* REQUIRED WORK *
Pictures should be excluded; otherwise, copy every entry exactly.

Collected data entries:
Start

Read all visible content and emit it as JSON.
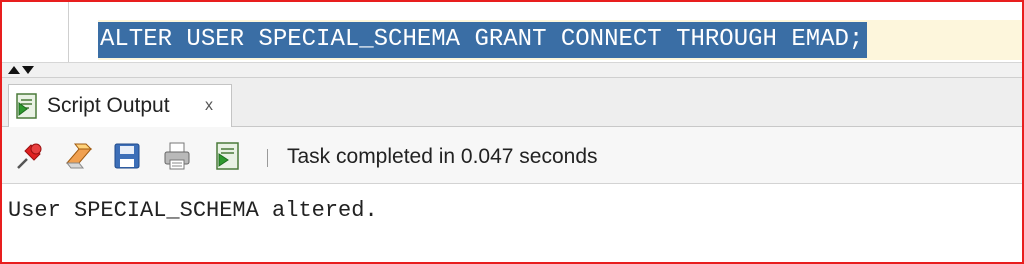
{
  "editor": {
    "sql": "ALTER USER SPECIAL_SCHEMA GRANT CONNECT THROUGH EMAD;"
  },
  "tab": {
    "label": "Script Output",
    "close": "x"
  },
  "toolbar": {
    "buttons": [
      "pin-icon",
      "eraser-icon",
      "save-icon",
      "print-icon",
      "run-script-icon"
    ],
    "status": "Task completed in 0.047 seconds"
  },
  "output": {
    "text": "User SPECIAL_SCHEMA altered."
  }
}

End

* CORRECT RESPONSE *
Read all visible content and emit it as JSON.
{
  "editor": {
    "sql": "ALTER USER SPECIAL_SCHEMA GRANT CONNECT THROUGH EMAD;"
  },
  "tab": {
    "label": "Script Output",
    "close": "x"
  },
  "toolbar": {
    "buttons": [
      "pin-icon",
      "eraser-icon",
      "save-icon",
      "print-icon",
      "run-script-icon"
    ],
    "status": "Task completed in 0.047 seconds"
  },
  "output": {
    "text": "User SPECIAL_SCHEMA altered."
  }
}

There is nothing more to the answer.